● **Input records**:
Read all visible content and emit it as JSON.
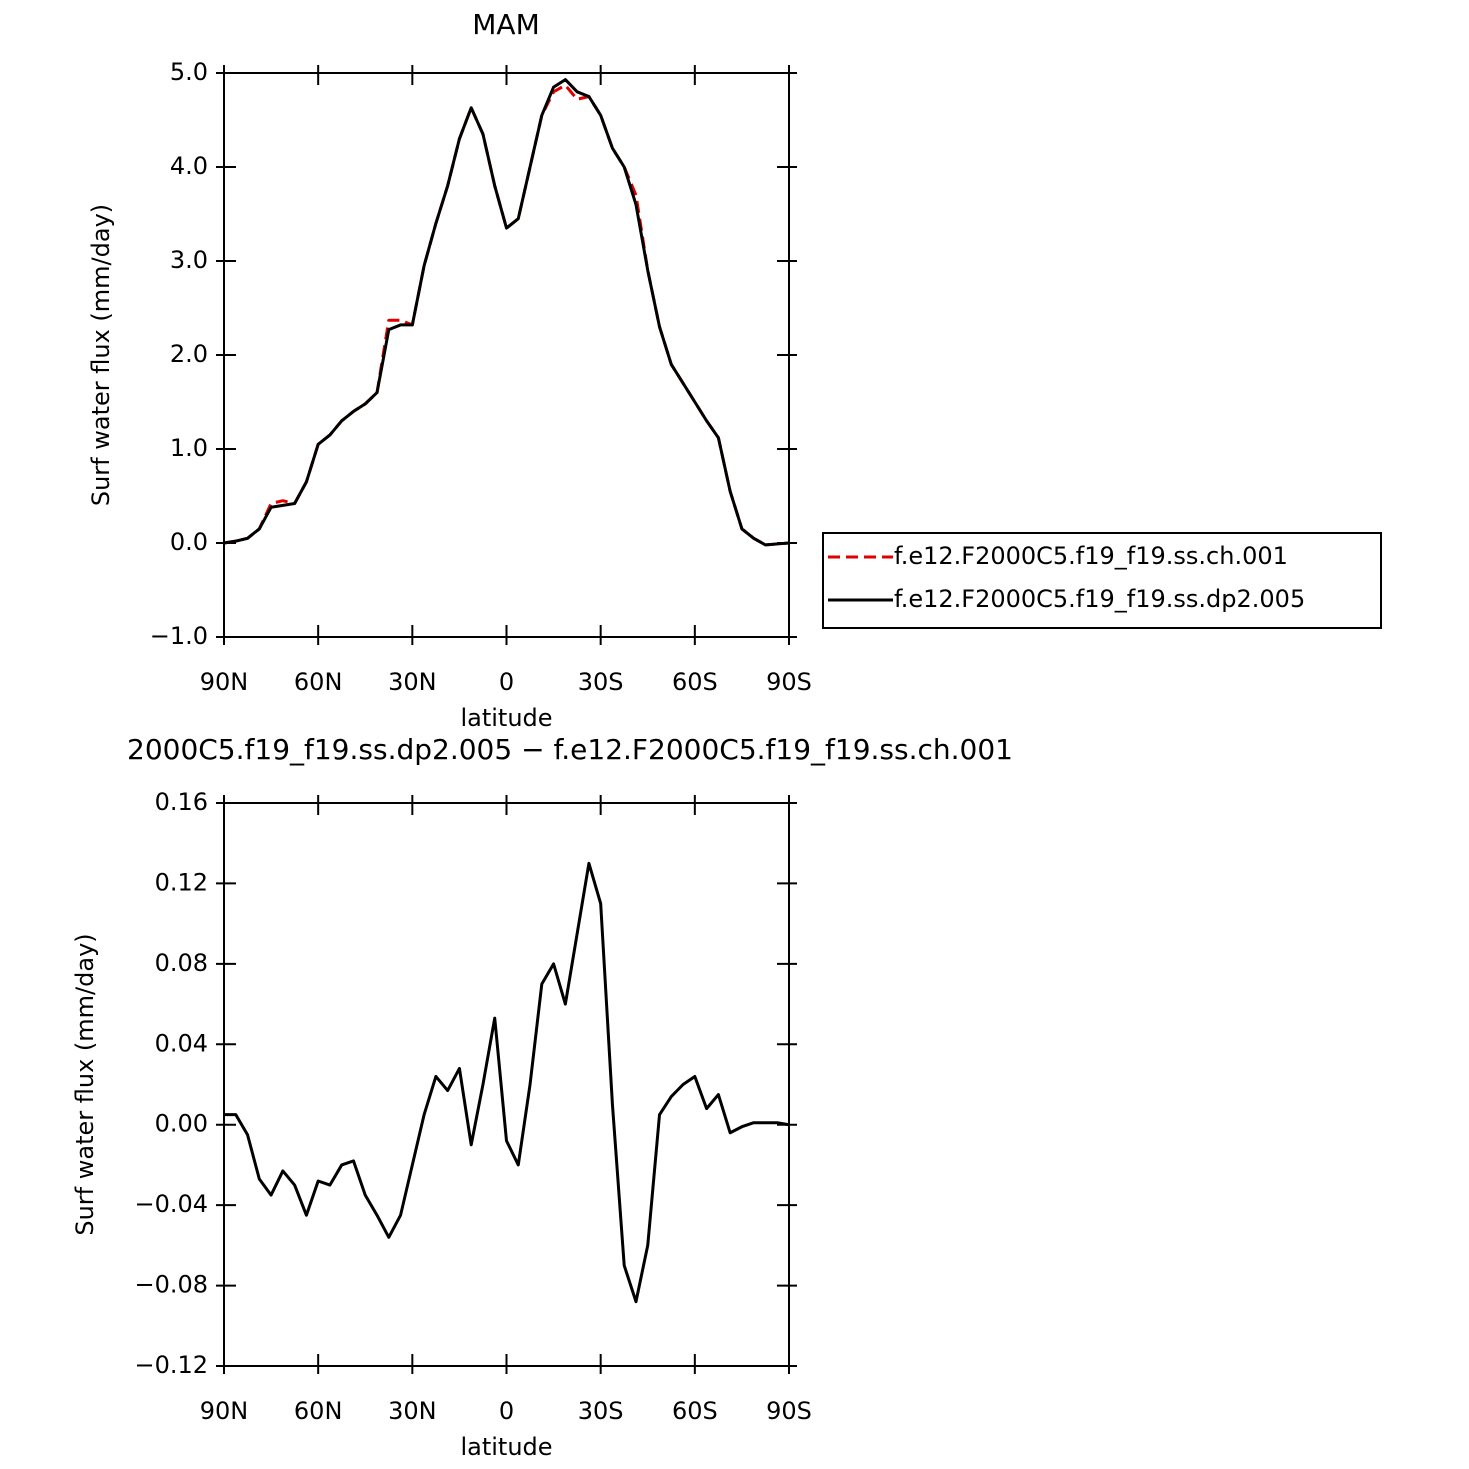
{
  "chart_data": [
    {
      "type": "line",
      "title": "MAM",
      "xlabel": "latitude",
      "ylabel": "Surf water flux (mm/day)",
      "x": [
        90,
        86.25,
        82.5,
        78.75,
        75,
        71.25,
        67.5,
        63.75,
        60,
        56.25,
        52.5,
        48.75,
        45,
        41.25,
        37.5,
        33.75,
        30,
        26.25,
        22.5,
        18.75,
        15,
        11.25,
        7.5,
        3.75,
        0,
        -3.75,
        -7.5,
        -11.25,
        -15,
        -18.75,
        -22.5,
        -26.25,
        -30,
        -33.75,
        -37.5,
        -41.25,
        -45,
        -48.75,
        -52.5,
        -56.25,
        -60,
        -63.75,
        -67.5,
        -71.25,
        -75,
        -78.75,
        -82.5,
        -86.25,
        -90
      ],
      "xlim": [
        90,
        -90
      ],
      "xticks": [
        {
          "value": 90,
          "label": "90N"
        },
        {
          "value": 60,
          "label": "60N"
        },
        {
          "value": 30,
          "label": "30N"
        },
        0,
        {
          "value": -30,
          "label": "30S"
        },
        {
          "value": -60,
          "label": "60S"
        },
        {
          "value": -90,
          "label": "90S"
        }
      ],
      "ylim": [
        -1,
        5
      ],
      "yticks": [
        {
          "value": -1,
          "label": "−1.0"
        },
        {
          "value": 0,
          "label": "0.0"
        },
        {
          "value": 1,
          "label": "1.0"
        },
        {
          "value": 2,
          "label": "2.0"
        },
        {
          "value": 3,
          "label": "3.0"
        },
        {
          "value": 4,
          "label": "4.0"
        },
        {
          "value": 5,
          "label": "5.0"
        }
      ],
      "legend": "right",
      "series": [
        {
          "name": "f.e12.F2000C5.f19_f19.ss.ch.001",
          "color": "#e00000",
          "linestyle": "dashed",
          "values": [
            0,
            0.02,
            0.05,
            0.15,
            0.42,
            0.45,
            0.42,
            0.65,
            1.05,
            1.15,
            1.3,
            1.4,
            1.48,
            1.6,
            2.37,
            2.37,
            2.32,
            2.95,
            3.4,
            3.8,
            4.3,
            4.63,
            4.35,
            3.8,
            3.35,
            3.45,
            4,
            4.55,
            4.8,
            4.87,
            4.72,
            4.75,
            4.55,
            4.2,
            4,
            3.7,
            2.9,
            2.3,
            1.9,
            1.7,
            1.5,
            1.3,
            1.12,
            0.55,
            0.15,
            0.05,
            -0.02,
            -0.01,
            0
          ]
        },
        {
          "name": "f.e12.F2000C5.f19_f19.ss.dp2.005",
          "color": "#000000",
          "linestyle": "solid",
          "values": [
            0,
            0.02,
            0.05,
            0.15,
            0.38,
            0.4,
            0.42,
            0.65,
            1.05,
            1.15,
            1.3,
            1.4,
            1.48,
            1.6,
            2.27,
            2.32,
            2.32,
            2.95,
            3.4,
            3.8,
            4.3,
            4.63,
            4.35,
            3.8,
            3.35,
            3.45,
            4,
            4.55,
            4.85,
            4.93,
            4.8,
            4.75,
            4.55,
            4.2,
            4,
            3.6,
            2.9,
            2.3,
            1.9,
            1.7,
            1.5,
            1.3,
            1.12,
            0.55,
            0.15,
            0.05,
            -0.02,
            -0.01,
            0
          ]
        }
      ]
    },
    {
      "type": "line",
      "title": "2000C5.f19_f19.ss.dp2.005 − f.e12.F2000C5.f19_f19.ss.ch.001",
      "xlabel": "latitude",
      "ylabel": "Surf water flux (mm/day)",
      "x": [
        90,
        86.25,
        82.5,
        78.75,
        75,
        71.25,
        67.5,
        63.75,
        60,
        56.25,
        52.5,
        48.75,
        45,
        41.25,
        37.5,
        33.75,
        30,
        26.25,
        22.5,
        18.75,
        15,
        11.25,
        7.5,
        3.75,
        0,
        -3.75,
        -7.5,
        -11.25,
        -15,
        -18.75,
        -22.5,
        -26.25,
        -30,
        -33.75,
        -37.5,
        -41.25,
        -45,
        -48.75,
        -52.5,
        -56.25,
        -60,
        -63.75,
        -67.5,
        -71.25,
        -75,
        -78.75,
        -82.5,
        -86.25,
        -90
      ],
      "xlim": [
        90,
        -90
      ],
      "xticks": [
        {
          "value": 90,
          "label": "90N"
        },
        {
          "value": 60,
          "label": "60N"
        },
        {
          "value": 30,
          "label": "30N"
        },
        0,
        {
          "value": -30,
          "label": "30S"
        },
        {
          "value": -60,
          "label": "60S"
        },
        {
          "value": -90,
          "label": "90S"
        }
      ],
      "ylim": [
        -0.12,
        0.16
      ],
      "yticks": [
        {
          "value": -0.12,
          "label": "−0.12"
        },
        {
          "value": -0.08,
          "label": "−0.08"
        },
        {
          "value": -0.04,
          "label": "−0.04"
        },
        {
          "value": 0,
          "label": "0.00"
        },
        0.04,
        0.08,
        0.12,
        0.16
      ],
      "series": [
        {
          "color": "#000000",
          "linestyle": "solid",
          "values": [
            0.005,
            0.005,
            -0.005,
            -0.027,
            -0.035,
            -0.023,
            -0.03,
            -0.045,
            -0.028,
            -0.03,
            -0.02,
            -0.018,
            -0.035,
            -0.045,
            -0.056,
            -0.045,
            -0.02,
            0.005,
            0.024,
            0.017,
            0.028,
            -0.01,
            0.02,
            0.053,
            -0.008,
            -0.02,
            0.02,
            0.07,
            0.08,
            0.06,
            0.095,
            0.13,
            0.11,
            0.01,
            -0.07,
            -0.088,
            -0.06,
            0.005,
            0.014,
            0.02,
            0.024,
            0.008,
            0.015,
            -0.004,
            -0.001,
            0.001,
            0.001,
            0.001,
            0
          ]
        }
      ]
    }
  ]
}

● **Written task**: Quote all the records verbatim, dropping any pictures from your copy.

● **Answer to the exercise**:
Read all visible content and emit it as JSON.
{
  "chart_data": [
    {
      "type": "line",
      "title": "MAM",
      "xlabel": "latitude",
      "ylabel": "Surf water flux (mm/day)",
      "x": [
        90,
        86.25,
        82.5,
        78.75,
        75,
        71.25,
        67.5,
        63.75,
        60,
        56.25,
        52.5,
        48.75,
        45,
        41.25,
        37.5,
        33.75,
        30,
        26.25,
        22.5,
        18.75,
        15,
        11.25,
        7.5,
        3.75,
        0,
        -3.75,
        -7.5,
        -11.25,
        -15,
        -18.75,
        -22.5,
        -26.25,
        -30,
        -33.75,
        -37.5,
        -41.25,
        -45,
        -48.75,
        -52.5,
        -56.25,
        -60,
        -63.75,
        -67.5,
        -71.25,
        -75,
        -78.75,
        -82.5,
        -86.25,
        -90
      ],
      "xlim": [
        90,
        -90
      ],
      "xticks": [
        {
          "value": 90,
          "label": "90N"
        },
        {
          "value": 60,
          "label": "60N"
        },
        {
          "value": 30,
          "label": "30N"
        },
        0,
        {
          "value": -30,
          "label": "30S"
        },
        {
          "value": -60,
          "label": "60S"
        },
        {
          "value": -90,
          "label": "90S"
        }
      ],
      "ylim": [
        -1,
        5
      ],
      "yticks": [
        {
          "value": -1,
          "label": "−1.0"
        },
        {
          "value": 0,
          "label": "0.0"
        },
        {
          "value": 1,
          "label": "1.0"
        },
        {
          "value": 2,
          "label": "2.0"
        },
        {
          "value": 3,
          "label": "3.0"
        },
        {
          "value": 4,
          "label": "4.0"
        },
        {
          "value": 5,
          "label": "5.0"
        }
      ],
      "legend": "right",
      "series": [
        {
          "name": "f.e12.F2000C5.f19_f19.ss.ch.001",
          "color": "#e00000",
          "linestyle": "dashed",
          "values": [
            0,
            0.02,
            0.05,
            0.15,
            0.42,
            0.45,
            0.42,
            0.65,
            1.05,
            1.15,
            1.3,
            1.4,
            1.48,
            1.6,
            2.37,
            2.37,
            2.32,
            2.95,
            3.4,
            3.8,
            4.3,
            4.63,
            4.35,
            3.8,
            3.35,
            3.45,
            4,
            4.55,
            4.8,
            4.87,
            4.72,
            4.75,
            4.55,
            4.2,
            4,
            3.7,
            2.9,
            2.3,
            1.9,
            1.7,
            1.5,
            1.3,
            1.12,
            0.55,
            0.15,
            0.05,
            -0.02,
            -0.01,
            0
          ]
        },
        {
          "name": "f.e12.F2000C5.f19_f19.ss.dp2.005",
          "color": "#000000",
          "linestyle": "solid",
          "values": [
            0,
            0.02,
            0.05,
            0.15,
            0.38,
            0.4,
            0.42,
            0.65,
            1.05,
            1.15,
            1.3,
            1.4,
            1.48,
            1.6,
            2.27,
            2.32,
            2.32,
            2.95,
            3.4,
            3.8,
            4.3,
            4.63,
            4.35,
            3.8,
            3.35,
            3.45,
            4,
            4.55,
            4.85,
            4.93,
            4.8,
            4.75,
            4.55,
            4.2,
            4,
            3.6,
            2.9,
            2.3,
            1.9,
            1.7,
            1.5,
            1.3,
            1.12,
            0.55,
            0.15,
            0.05,
            -0.02,
            -0.01,
            0
          ]
        }
      ]
    },
    {
      "type": "line",
      "title": "2000C5.f19_f19.ss.dp2.005 − f.e12.F2000C5.f19_f19.ss.ch.001",
      "xlabel": "latitude",
      "ylabel": "Surf water flux (mm/day)",
      "x": [
        90,
        86.25,
        82.5,
        78.75,
        75,
        71.25,
        67.5,
        63.75,
        60,
        56.25,
        52.5,
        48.75,
        45,
        41.25,
        37.5,
        33.75,
        30,
        26.25,
        22.5,
        18.75,
        15,
        11.25,
        7.5,
        3.75,
        0,
        -3.75,
        -7.5,
        -11.25,
        -15,
        -18.75,
        -22.5,
        -26.25,
        -30,
        -33.75,
        -37.5,
        -41.25,
        -45,
        -48.75,
        -52.5,
        -56.25,
        -60,
        -63.75,
        -67.5,
        -71.25,
        -75,
        -78.75,
        -82.5,
        -86.25,
        -90
      ],
      "xlim": [
        90,
        -90
      ],
      "xticks": [
        {
          "value": 90,
          "label": "90N"
        },
        {
          "value": 60,
          "label": "60N"
        },
        {
          "value": 30,
          "label": "30N"
        },
        0,
        {
          "value": -30,
          "label": "30S"
        },
        {
          "value": -60,
          "label": "60S"
        },
        {
          "value": -90,
          "label": "90S"
        }
      ],
      "ylim": [
        -0.12,
        0.16
      ],
      "yticks": [
        {
          "value": -0.12,
          "label": "−0.12"
        },
        {
          "value": -0.08,
          "label": "−0.08"
        },
        {
          "value": -0.04,
          "label": "−0.04"
        },
        {
          "value": 0,
          "label": "0.00"
        },
        0.04,
        0.08,
        0.12,
        0.16
      ],
      "series": [
        {
          "color": "#000000",
          "linestyle": "solid",
          "values": [
            0.005,
            0.005,
            -0.005,
            -0.027,
            -0.035,
            -0.023,
            -0.03,
            -0.045,
            -0.028,
            -0.03,
            -0.02,
            -0.018,
            -0.035,
            -0.045,
            -0.056,
            -0.045,
            -0.02,
            0.005,
            0.024,
            0.017,
            0.028,
            -0.01,
            0.02,
            0.053,
            -0.008,
            -0.02,
            0.02,
            0.07,
            0.08,
            0.06,
            0.095,
            0.13,
            0.11,
            0.01,
            -0.07,
            -0.088,
            -0.06,
            0.005,
            0.014,
            0.02,
            0.024,
            0.008,
            0.015,
            -0.004,
            -0.001,
            0.001,
            0.001,
            0.001,
            0
          ]
        }
      ]
    }
  ]
}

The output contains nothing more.